■ PROBLEMS:
- a) Reproduce the passage of the discussion of phone numbers between "Personally, working in" and "its own line.", inclusive.
- b) Decide whether each statement agrees with the discussion of phone numbers, and answer yes or no with the deciding words of the discussion quoted exactly. (i) In the joke, the hotel would not change its number because of the advertising it already had in circulation. (ii) The house bought by one writer had been empty for a couple of years. (iii) ISDN replaced broadband for the writer who had 3 numbers.

■ SELECTED EXCERPT:
______________________________

All local calls will requrie the full number, includiung area code.
At the moment on your exchange a number that begins with "0" goes in one direction (the National Trunk network) whereas numbers that don't stay local - so you can't have a local phone number beginning with 0.
To add an extra number I imagine would require issusing a whole lot of people a new number causing issues for people phoning into that area from outside; whereas by forcing local calls to use the full STD code the change is seemless from outside the local area.
Personally, working in a national call centre it irritates the heck out of me when people don't give the area code (like I know where you are), so enforcing local calls to use the area code to me is a good thing.
I was stupid enough to take the phone-number already allocate to the line to the house we bought. It had been empty for a couple of years and so I thought nothing of it. However 4 years later we are STILL getting calls from debt collectors for the previous but 1 owners. We hear they emigrated to Spain. Swines.
3 numbers, was originally 1, now back to original 1
The second line number was the local catalogue bargain shop and used to get calls and faxes, ended up using line 1 for that phone rather than its own line.
Returned to 1 line when broadband replaced ISDN.
Can't remember the ISDN number now at all.
Well not really reused... There was a joke floating around some years ago about a woman who moved into a new house and got a telephone number which was the same as a major hotel in the city, except the hotel had an 800 (toll free) number... hers was 415-253-nnnn, the hotel's toll free number was 800-253-nnnn. Soon she started getting calls all day long for reservations, and for banquets, wedding receptions, etc. At first she gave the callers the correct number. Then she tried to get the hotel to change their number... no dice, they had many thousands of dollars in advertising in circulation. Finanlly, when nothing seemed to work, she started "taking" all the reservations, etc., and of course, not doing anything with them. People were arriving expecting a room, or a banquet, or a wedding reception, and of course the hotel knew nothing about them... After a few months of that, the hotel's reputation tanked, and it was bought out by another chain. The first thing the chain did was come to the lady and ask her to work with them... they changed their 800 number, and paid the woman a substantial sum to refer calls to the correct number, which she gladly accepted. The final thing she did was to change HER number, and have the telephone company forward all calls for her old number to the hotel. Don't know if the joke is really true or not, but it's fun reading.

______________________________

Records of where elements appear

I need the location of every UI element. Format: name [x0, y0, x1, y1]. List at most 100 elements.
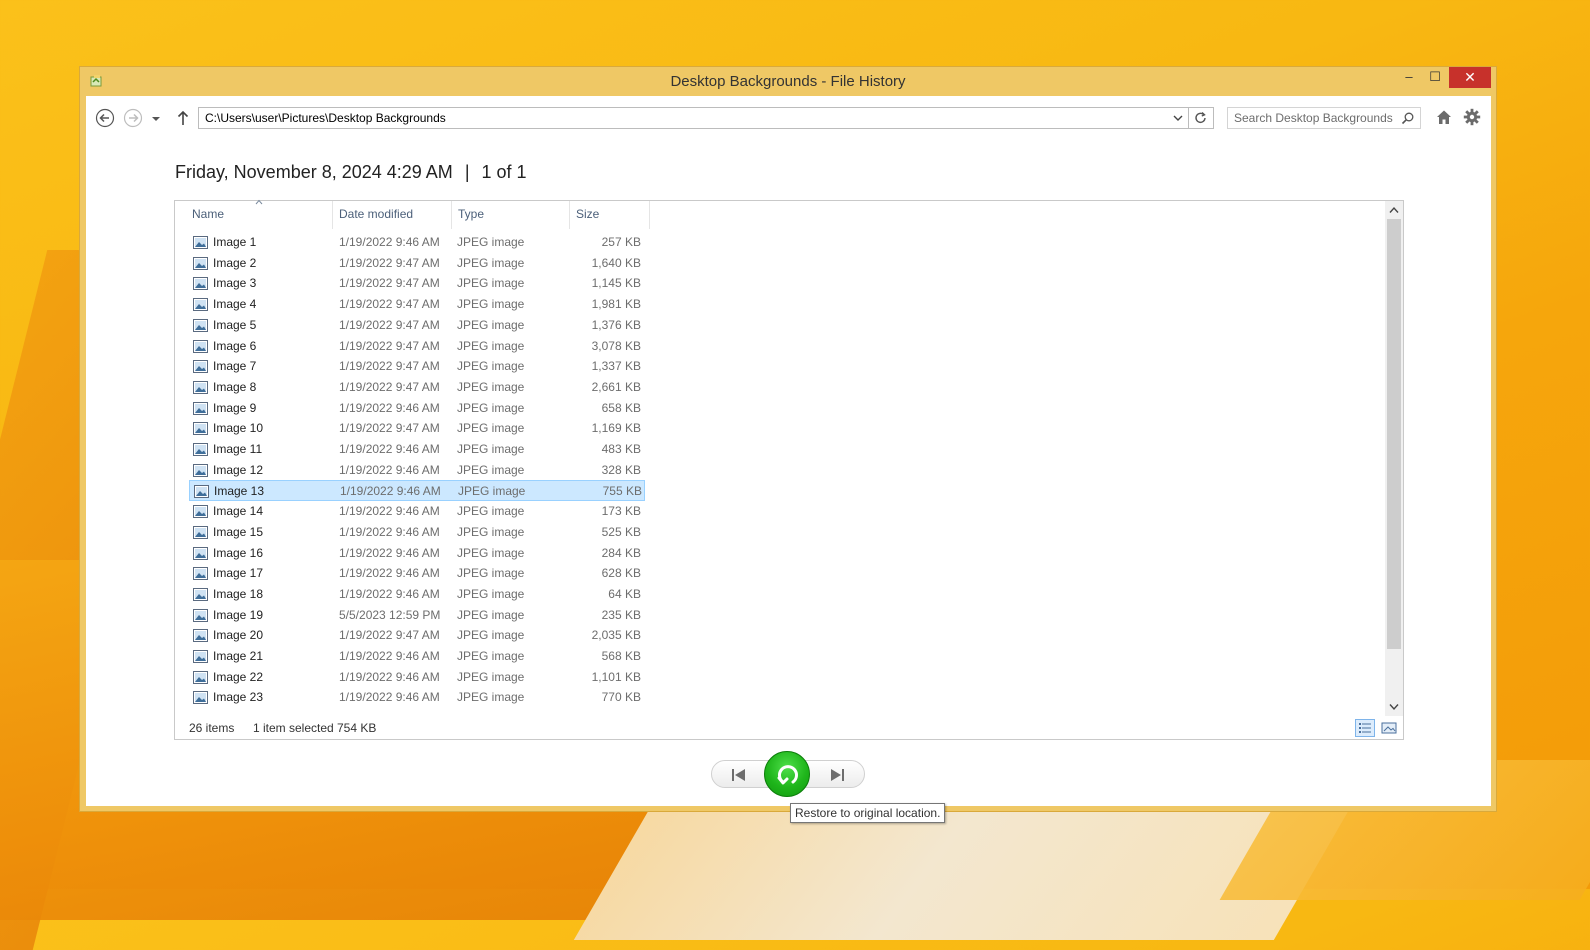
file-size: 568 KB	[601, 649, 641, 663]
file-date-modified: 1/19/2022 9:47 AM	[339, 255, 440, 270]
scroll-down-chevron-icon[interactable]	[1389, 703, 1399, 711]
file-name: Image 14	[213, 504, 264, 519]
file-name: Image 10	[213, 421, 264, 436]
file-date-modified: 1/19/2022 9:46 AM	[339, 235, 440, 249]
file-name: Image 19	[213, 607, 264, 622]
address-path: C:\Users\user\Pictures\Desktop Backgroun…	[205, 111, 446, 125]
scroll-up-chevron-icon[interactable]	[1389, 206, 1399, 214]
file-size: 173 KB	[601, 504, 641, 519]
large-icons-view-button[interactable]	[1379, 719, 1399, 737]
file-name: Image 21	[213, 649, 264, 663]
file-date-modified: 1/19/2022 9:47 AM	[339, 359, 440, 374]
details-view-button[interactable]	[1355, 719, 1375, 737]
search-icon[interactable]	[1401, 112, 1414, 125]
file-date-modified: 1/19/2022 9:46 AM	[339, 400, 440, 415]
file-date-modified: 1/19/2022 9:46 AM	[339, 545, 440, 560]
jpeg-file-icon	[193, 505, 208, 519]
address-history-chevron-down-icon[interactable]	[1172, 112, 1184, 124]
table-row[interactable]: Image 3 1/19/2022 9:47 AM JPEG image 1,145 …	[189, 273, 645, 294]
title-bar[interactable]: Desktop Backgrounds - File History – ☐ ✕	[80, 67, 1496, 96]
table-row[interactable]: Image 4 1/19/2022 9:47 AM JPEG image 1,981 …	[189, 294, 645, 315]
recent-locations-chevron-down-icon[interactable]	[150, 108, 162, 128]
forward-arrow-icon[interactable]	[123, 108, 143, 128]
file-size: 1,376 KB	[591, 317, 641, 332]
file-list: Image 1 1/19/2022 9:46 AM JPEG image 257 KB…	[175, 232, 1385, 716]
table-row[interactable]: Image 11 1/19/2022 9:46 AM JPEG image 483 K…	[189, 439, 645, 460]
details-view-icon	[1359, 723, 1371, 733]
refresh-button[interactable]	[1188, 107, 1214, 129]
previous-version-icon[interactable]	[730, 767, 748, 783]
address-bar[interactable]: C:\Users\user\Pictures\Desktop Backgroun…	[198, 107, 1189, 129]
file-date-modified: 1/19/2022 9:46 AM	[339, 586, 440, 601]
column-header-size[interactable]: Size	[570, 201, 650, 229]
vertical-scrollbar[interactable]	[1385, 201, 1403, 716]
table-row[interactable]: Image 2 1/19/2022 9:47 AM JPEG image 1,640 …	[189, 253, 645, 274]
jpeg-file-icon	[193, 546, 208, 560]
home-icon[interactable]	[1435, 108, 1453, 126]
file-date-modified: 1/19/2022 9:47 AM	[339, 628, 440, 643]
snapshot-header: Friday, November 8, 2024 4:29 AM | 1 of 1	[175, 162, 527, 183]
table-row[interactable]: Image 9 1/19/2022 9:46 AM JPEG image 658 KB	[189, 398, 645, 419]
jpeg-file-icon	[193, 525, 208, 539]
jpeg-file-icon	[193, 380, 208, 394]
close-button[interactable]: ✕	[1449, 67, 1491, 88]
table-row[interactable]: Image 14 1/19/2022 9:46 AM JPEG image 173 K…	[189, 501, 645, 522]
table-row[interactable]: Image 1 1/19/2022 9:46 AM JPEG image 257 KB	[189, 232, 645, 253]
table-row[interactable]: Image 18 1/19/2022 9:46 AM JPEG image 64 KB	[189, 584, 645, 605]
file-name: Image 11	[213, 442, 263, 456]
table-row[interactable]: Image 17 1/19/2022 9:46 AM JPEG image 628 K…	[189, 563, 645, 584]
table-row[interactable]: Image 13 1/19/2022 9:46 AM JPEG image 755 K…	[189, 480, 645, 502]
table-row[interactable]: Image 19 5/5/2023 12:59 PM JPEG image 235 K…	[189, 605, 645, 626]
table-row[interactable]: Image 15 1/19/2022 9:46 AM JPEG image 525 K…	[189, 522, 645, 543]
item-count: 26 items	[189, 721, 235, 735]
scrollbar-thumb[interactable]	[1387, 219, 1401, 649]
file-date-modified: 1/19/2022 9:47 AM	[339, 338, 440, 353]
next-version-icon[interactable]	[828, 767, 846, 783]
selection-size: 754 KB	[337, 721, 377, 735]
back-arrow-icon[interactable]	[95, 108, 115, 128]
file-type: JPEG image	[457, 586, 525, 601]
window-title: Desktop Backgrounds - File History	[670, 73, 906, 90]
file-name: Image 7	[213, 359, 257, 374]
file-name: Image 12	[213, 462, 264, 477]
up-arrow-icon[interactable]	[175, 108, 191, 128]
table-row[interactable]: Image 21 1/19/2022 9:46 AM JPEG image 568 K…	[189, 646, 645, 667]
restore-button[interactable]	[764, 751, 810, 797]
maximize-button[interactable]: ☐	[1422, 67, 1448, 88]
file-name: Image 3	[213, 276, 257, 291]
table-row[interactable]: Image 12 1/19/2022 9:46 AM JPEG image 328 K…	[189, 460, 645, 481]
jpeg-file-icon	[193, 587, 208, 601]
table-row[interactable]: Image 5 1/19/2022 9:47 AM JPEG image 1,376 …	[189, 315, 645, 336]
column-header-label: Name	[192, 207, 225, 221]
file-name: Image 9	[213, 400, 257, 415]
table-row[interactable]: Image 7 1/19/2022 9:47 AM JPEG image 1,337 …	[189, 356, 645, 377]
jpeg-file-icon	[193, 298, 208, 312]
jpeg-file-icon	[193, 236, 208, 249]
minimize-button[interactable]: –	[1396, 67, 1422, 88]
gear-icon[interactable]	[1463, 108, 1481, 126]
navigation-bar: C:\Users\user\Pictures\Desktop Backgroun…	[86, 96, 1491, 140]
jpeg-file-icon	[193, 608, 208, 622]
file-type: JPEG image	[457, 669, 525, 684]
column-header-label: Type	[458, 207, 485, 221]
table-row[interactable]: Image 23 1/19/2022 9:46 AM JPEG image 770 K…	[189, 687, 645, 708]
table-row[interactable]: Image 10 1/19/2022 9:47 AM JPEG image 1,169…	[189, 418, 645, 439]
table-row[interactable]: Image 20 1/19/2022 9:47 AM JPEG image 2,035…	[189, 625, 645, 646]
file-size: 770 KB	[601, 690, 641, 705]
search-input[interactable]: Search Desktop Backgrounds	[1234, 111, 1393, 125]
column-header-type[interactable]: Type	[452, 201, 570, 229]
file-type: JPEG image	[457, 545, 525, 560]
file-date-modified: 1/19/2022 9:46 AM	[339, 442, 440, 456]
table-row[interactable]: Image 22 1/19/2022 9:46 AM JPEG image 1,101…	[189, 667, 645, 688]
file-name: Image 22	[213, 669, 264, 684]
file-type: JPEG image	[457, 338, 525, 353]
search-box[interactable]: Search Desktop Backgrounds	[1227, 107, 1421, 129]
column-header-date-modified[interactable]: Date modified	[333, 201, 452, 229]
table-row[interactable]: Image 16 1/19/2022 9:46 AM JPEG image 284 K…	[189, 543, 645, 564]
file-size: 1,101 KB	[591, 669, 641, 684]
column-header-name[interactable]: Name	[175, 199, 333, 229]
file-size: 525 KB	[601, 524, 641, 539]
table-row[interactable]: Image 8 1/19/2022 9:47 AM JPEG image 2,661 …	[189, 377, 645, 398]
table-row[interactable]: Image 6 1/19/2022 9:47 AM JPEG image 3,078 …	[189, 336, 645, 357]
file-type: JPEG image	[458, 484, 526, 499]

______________________________

■ ANSWERS TO THE EXERCISE:
- a)
Personally, working in a national call centre it irritates the heck out of me when people don't give the area code (like I know where you are), so enforcing local calls to use the area code to me is a good thing.
I was stupid enough to take the phone-number already allocate to the line to the house we bought. It had been empty for a couple of years and so I thought nothing of it. However 4 years later we are STILL getting calls from debt collectors for the previous but 1 owners. We hear they emigrated to Spain. Swines.
3 numbers, was originally 1, now back to original 1
The second line number was the local catalogue bargain shop and used to get calls and faxes, ended up using line 1 for that phone rather than its own line.

- b)
(i) Yes: "no dice, they had many thousands of dollars in advertising in circulation"
(ii) Yes: "It had been empty for a couple of years"
(iii) No: "Returned to 1 line when broadband replaced ISDN."